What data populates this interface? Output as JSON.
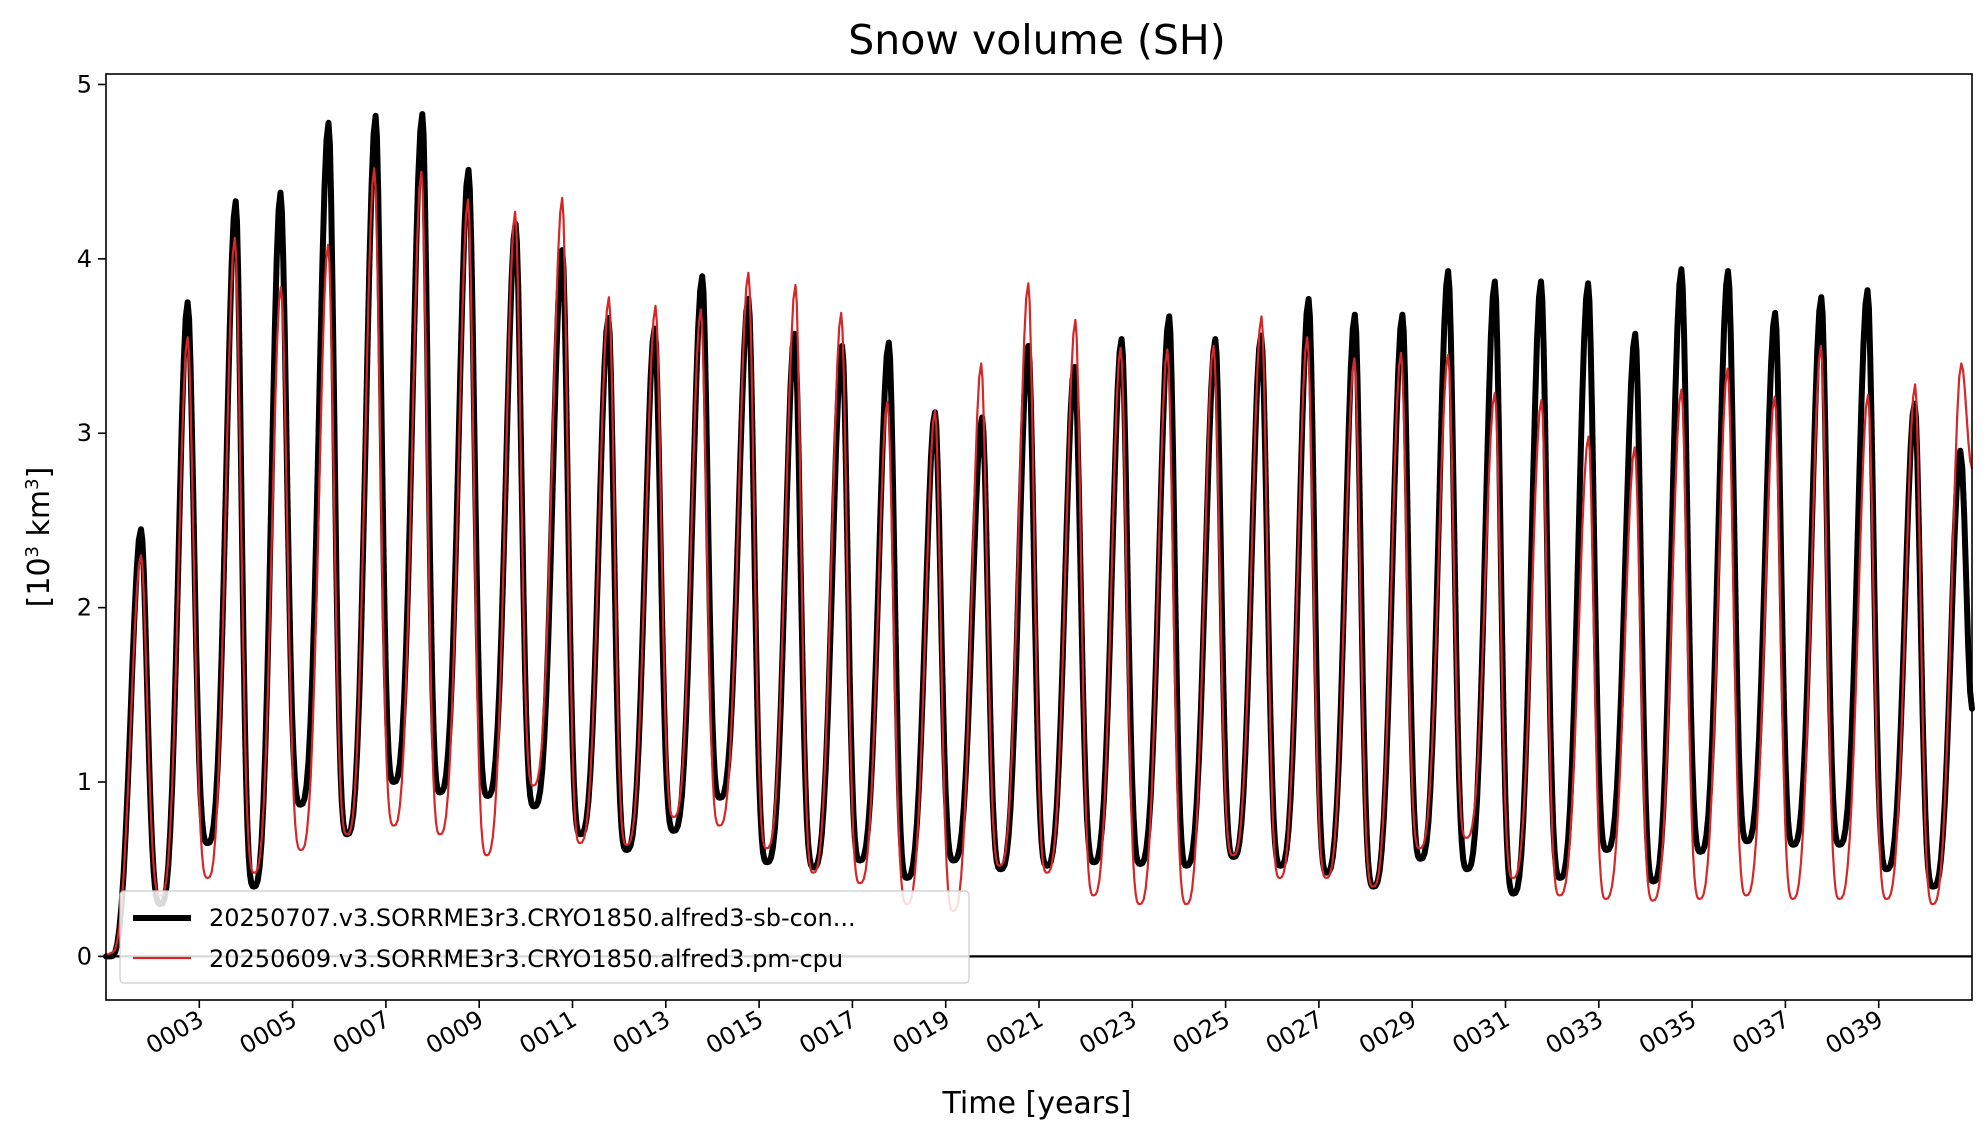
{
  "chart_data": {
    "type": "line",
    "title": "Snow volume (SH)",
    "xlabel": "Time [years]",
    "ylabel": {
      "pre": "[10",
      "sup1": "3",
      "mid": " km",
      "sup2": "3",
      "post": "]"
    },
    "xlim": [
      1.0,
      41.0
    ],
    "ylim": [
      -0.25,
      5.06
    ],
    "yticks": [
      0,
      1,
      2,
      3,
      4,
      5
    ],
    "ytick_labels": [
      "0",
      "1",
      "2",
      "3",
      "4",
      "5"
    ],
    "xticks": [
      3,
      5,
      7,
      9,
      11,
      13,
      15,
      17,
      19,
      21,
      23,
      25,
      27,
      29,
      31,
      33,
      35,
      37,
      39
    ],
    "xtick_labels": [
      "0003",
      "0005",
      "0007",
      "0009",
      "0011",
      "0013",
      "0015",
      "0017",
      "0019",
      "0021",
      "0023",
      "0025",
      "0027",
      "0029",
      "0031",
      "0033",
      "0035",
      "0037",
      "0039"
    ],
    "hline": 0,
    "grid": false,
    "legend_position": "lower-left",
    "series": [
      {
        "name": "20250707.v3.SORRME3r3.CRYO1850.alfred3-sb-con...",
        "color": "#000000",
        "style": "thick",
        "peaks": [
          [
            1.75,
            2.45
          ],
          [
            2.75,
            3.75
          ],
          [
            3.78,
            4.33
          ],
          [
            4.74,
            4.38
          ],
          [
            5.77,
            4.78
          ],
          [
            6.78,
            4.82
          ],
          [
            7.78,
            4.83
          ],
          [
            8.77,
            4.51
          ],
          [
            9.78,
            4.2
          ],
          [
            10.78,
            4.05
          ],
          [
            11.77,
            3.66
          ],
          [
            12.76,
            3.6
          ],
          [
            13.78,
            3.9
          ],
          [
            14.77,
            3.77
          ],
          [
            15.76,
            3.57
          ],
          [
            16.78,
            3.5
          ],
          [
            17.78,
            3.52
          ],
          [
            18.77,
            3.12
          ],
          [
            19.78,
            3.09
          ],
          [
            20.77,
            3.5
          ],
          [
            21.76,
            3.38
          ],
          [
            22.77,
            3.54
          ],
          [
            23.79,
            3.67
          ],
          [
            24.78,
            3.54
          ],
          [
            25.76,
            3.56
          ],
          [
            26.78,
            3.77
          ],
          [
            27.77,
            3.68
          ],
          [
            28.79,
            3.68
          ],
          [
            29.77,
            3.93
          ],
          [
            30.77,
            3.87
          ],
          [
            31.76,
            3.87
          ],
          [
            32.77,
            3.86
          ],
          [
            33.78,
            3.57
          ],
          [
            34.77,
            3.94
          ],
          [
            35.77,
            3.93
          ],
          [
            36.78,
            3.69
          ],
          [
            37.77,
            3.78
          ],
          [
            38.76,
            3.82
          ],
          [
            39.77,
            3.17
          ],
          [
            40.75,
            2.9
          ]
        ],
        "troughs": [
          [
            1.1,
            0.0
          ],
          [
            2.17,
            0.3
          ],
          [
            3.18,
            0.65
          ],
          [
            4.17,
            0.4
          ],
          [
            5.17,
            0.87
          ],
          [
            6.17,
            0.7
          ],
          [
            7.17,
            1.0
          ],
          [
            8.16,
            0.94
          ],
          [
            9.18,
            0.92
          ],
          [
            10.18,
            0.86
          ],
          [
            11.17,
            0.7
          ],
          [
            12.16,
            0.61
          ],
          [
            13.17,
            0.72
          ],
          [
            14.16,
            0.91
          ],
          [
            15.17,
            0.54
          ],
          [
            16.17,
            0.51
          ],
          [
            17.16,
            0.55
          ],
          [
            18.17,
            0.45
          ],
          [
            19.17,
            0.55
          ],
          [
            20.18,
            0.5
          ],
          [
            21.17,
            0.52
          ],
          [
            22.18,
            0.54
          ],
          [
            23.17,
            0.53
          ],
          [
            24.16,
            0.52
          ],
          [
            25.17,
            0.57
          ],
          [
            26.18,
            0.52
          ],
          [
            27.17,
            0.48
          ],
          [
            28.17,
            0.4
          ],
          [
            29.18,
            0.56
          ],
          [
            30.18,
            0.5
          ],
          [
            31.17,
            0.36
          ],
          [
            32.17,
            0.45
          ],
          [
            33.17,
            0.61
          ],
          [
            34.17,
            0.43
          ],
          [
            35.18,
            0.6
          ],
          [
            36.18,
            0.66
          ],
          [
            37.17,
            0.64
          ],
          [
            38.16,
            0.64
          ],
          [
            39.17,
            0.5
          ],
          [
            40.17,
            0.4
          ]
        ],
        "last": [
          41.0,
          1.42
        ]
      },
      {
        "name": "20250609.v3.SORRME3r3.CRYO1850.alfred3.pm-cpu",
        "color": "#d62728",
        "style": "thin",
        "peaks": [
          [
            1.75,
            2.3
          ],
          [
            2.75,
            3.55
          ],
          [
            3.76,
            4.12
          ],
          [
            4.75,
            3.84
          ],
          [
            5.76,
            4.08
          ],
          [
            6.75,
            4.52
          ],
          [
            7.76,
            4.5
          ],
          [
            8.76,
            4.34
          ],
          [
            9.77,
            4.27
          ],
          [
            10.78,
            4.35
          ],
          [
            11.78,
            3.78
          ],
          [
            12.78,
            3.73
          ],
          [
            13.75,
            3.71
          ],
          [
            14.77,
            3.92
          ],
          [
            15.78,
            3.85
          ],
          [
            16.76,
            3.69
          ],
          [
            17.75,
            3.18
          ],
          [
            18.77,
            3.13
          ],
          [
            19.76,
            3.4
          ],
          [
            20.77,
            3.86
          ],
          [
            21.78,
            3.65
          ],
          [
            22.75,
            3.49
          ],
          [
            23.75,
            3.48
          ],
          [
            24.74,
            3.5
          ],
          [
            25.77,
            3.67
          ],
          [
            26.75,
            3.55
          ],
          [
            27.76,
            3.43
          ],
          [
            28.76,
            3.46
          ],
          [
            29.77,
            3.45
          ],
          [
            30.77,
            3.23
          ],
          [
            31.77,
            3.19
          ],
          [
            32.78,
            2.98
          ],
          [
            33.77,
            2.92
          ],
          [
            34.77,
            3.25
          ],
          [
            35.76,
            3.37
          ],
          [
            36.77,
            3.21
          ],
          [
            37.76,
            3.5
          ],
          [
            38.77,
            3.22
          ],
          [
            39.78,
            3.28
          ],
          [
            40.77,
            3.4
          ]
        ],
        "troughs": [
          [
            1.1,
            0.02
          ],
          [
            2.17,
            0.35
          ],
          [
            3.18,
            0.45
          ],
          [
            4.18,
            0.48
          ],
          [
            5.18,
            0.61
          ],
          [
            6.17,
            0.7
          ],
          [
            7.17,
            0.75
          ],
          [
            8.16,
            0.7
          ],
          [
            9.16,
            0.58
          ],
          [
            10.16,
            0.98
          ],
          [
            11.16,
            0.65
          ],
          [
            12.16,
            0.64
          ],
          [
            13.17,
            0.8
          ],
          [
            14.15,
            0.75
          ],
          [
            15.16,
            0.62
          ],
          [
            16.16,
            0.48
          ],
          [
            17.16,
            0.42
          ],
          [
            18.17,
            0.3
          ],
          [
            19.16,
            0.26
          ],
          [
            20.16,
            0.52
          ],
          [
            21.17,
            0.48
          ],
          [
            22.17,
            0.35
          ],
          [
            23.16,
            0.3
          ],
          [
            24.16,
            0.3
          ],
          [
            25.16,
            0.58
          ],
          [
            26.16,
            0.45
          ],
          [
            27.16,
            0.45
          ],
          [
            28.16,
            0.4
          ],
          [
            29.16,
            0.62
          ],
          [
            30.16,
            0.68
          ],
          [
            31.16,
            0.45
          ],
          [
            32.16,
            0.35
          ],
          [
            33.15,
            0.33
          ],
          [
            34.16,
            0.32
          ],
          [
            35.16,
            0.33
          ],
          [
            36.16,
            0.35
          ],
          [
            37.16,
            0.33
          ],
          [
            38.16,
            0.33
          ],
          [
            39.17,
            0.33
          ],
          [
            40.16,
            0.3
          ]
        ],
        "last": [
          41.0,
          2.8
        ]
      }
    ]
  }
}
====================
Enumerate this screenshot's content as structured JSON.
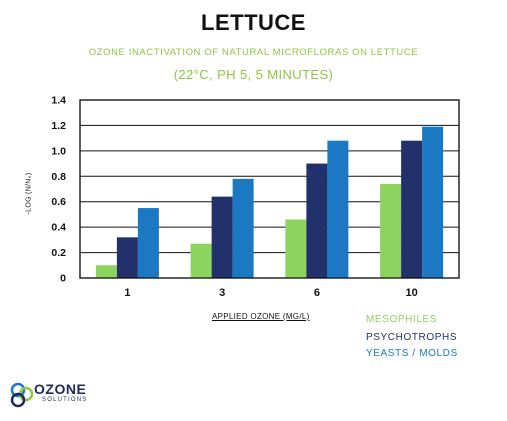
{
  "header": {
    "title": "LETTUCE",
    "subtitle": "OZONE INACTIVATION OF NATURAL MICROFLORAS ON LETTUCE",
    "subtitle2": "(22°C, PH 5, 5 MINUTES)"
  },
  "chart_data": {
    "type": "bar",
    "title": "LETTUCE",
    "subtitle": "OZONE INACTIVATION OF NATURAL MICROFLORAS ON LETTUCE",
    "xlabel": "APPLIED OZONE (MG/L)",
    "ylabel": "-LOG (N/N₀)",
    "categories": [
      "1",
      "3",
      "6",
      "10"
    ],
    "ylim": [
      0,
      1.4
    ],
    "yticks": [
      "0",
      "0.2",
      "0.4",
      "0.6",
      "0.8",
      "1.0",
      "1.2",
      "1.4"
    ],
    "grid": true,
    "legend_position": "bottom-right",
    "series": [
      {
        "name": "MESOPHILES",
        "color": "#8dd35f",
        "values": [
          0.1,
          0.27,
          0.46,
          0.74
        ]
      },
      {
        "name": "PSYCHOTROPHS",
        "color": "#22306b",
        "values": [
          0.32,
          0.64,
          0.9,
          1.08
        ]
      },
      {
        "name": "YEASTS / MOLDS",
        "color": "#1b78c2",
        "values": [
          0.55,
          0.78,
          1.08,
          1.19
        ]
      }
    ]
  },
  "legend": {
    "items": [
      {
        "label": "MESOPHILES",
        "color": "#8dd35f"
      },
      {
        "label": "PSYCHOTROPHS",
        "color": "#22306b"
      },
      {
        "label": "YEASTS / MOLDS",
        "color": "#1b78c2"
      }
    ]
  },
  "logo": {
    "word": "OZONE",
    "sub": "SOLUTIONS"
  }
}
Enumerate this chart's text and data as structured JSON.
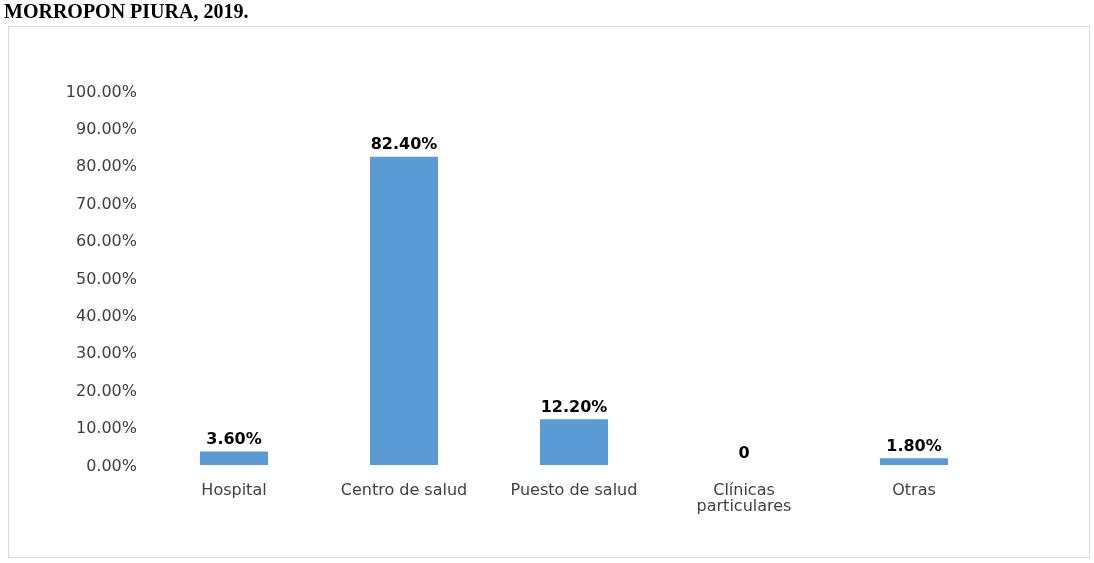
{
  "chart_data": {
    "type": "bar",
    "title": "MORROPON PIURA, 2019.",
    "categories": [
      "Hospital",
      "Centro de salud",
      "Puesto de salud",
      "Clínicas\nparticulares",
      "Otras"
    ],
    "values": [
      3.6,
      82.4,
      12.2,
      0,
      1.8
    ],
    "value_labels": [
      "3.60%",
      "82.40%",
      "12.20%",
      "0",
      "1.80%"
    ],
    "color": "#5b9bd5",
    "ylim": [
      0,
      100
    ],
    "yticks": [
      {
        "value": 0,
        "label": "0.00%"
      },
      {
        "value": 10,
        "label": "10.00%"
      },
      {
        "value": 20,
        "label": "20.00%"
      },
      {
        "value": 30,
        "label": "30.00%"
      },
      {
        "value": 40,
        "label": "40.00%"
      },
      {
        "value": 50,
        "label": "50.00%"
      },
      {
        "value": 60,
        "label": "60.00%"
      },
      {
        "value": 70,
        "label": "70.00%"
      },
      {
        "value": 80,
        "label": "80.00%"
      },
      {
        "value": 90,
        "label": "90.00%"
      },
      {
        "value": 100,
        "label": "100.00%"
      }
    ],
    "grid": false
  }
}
====================
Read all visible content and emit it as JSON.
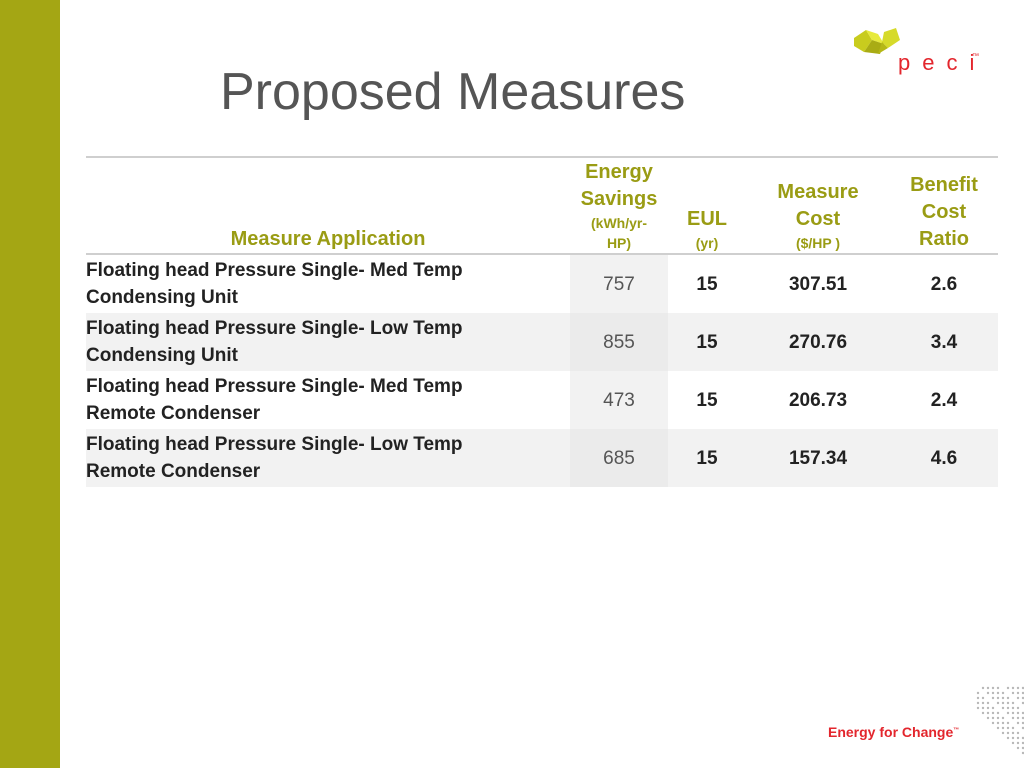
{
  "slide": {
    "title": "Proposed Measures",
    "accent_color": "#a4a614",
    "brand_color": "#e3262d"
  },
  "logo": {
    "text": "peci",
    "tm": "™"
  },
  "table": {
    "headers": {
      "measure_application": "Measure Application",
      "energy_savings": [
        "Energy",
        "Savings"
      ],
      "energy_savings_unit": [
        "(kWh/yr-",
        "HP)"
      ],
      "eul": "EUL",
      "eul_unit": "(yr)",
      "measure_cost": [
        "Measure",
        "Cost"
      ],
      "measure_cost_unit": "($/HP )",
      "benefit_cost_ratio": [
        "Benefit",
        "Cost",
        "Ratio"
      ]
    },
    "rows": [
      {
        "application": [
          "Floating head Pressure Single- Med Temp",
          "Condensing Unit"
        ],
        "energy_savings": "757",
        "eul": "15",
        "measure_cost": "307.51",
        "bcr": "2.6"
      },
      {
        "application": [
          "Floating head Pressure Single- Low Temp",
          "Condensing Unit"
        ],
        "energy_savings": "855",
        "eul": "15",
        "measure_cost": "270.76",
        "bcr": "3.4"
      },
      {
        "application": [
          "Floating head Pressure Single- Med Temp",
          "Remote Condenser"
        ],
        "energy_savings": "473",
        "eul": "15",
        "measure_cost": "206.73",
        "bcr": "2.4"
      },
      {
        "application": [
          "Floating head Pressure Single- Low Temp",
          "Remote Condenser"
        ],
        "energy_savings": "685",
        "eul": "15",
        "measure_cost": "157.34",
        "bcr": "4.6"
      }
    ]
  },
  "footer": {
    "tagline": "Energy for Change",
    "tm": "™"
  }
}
====================
Set exercise: Copy each line above where the string "structured" occurs.

Solution for this task:
Enumerate this screenshot's content as structured JSON.
Enumerate this chart's text and data as structured JSON.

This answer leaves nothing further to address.